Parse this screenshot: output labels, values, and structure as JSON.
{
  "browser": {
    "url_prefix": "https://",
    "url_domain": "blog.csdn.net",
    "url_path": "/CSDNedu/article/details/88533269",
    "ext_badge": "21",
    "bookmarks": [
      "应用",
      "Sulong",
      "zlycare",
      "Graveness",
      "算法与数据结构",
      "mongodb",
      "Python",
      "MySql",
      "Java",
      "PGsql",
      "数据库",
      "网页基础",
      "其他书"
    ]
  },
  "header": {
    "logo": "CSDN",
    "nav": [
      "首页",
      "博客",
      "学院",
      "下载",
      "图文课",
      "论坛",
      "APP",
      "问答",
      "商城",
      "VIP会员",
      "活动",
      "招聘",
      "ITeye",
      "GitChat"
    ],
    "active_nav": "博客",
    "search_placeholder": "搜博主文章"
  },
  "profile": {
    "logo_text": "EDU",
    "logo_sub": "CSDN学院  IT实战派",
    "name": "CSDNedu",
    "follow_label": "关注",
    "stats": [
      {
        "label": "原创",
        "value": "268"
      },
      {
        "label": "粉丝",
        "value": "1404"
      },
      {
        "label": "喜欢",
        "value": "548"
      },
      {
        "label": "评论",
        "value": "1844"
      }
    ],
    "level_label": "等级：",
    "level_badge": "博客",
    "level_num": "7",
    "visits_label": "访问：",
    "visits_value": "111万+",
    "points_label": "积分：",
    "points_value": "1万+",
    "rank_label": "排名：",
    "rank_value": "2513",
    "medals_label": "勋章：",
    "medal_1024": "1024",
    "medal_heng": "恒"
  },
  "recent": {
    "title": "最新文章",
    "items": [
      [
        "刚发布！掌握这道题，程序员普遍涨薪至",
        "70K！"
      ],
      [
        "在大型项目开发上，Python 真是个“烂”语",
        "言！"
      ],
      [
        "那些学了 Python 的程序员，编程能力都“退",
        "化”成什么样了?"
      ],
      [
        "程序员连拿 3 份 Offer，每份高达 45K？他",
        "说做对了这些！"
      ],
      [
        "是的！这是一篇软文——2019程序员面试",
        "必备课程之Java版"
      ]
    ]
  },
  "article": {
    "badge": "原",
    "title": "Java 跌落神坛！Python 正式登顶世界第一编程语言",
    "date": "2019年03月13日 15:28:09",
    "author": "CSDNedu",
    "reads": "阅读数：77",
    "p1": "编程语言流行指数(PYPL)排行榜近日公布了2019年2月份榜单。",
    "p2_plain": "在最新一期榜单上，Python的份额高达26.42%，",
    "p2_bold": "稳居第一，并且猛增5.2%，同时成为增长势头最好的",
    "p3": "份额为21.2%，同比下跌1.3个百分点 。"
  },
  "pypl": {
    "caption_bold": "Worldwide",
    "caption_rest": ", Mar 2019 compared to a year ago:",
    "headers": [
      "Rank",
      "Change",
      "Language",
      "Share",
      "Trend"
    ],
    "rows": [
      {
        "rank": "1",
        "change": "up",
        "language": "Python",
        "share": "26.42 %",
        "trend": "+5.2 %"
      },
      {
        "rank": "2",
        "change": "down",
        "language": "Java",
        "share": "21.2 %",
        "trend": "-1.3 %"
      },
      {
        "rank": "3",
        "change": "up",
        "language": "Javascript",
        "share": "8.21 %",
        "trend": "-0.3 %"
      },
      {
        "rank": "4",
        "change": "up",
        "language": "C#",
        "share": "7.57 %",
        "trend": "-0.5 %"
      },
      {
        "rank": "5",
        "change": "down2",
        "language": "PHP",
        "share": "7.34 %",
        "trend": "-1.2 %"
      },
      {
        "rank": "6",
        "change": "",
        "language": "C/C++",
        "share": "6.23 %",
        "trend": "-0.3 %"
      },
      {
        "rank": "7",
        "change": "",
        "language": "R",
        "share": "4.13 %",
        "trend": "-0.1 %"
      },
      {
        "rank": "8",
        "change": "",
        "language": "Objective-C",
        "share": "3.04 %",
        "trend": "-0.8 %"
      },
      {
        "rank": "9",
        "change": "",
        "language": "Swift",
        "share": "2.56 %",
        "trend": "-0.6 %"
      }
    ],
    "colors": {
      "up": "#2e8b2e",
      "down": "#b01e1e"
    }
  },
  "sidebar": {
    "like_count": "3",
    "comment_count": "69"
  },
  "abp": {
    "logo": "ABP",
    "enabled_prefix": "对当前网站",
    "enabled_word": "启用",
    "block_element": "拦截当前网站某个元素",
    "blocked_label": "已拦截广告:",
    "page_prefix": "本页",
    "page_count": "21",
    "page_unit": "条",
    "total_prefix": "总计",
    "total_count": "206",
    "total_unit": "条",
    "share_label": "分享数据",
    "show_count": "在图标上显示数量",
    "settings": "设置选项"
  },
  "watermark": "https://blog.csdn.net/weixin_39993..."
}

★ ★ ★ ★

▶ **DIRECTIONS FOR THIS TASK**: Go through the records and gather the lines that hold "title".

▶ **FINISHED ANSWER**:
    "title": "最新文章",
    "title": "Java 跌落神坛！Python 正式登顶世界第一编程语言",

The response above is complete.